■ Exercise details ■
Write the listing out again, all of it, word for word.

■ Recorded information ■
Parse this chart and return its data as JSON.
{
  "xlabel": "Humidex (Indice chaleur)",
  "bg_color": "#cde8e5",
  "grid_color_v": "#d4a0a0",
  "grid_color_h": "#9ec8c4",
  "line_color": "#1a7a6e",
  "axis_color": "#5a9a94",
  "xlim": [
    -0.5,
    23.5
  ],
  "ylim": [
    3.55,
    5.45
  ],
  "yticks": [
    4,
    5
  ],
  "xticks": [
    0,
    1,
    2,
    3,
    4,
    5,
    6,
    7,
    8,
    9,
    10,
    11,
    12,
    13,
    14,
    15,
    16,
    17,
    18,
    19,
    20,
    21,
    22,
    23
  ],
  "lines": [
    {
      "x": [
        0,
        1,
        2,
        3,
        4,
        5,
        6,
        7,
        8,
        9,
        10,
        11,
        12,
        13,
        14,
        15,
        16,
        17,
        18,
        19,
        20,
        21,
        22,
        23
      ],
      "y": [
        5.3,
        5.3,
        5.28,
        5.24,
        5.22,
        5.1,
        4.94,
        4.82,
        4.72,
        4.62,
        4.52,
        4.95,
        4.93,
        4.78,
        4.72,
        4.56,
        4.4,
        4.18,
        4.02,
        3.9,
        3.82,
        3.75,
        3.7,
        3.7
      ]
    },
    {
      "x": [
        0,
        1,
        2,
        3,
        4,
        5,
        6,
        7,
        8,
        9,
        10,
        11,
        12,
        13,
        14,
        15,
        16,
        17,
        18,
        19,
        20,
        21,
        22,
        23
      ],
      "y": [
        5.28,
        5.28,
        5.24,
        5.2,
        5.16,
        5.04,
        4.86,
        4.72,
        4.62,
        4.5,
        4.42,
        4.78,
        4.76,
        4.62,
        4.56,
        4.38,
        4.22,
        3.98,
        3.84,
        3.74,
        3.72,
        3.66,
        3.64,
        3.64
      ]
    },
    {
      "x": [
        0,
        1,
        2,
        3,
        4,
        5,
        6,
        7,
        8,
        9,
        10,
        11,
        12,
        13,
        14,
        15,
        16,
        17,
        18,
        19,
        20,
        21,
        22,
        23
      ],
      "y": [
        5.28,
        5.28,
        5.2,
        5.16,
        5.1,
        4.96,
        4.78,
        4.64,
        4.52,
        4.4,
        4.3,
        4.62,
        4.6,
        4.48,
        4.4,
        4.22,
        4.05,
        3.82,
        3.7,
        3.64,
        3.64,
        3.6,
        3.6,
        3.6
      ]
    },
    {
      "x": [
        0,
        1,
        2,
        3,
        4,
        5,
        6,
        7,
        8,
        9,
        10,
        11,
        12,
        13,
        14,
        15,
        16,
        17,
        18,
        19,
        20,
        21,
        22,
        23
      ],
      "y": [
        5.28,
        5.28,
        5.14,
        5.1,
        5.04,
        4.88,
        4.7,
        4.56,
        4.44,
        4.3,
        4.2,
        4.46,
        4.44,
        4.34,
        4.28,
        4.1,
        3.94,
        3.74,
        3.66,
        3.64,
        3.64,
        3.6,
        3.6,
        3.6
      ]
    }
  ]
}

■ Final answer ■
Parse this chart and return its data as JSON.
{
  "xlabel": "Humidex (Indice chaleur)",
  "bg_color": "#cde8e5",
  "grid_color_v": "#d4a0a0",
  "grid_color_h": "#9ec8c4",
  "line_color": "#1a7a6e",
  "axis_color": "#5a9a94",
  "xlim": [
    -0.5,
    23.5
  ],
  "ylim": [
    3.55,
    5.45
  ],
  "yticks": [
    4,
    5
  ],
  "xticks": [
    0,
    1,
    2,
    3,
    4,
    5,
    6,
    7,
    8,
    9,
    10,
    11,
    12,
    13,
    14,
    15,
    16,
    17,
    18,
    19,
    20,
    21,
    22,
    23
  ],
  "lines": [
    {
      "x": [
        0,
        1,
        2,
        3,
        4,
        5,
        6,
        7,
        8,
        9,
        10,
        11,
        12,
        13,
        14,
        15,
        16,
        17,
        18,
        19,
        20,
        21,
        22,
        23
      ],
      "y": [
        5.3,
        5.3,
        5.28,
        5.24,
        5.22,
        5.1,
        4.94,
        4.82,
        4.72,
        4.62,
        4.52,
        4.95,
        4.93,
        4.78,
        4.72,
        4.56,
        4.4,
        4.18,
        4.02,
        3.9,
        3.82,
        3.75,
        3.7,
        3.7
      ]
    },
    {
      "x": [
        0,
        1,
        2,
        3,
        4,
        5,
        6,
        7,
        8,
        9,
        10,
        11,
        12,
        13,
        14,
        15,
        16,
        17,
        18,
        19,
        20,
        21,
        22,
        23
      ],
      "y": [
        5.28,
        5.28,
        5.24,
        5.2,
        5.16,
        5.04,
        4.86,
        4.72,
        4.62,
        4.5,
        4.42,
        4.78,
        4.76,
        4.62,
        4.56,
        4.38,
        4.22,
        3.98,
        3.84,
        3.74,
        3.72,
        3.66,
        3.64,
        3.64
      ]
    },
    {
      "x": [
        0,
        1,
        2,
        3,
        4,
        5,
        6,
        7,
        8,
        9,
        10,
        11,
        12,
        13,
        14,
        15,
        16,
        17,
        18,
        19,
        20,
        21,
        22,
        23
      ],
      "y": [
        5.28,
        5.28,
        5.2,
        5.16,
        5.1,
        4.96,
        4.78,
        4.64,
        4.52,
        4.4,
        4.3,
        4.62,
        4.6,
        4.48,
        4.4,
        4.22,
        4.05,
        3.82,
        3.7,
        3.64,
        3.64,
        3.6,
        3.6,
        3.6
      ]
    },
    {
      "x": [
        0,
        1,
        2,
        3,
        4,
        5,
        6,
        7,
        8,
        9,
        10,
        11,
        12,
        13,
        14,
        15,
        16,
        17,
        18,
        19,
        20,
        21,
        22,
        23
      ],
      "y": [
        5.28,
        5.28,
        5.14,
        5.1,
        5.04,
        4.88,
        4.7,
        4.56,
        4.44,
        4.3,
        4.2,
        4.46,
        4.44,
        4.34,
        4.28,
        4.1,
        3.94,
        3.74,
        3.66,
        3.64,
        3.64,
        3.6,
        3.6,
        3.6
      ]
    }
  ]
}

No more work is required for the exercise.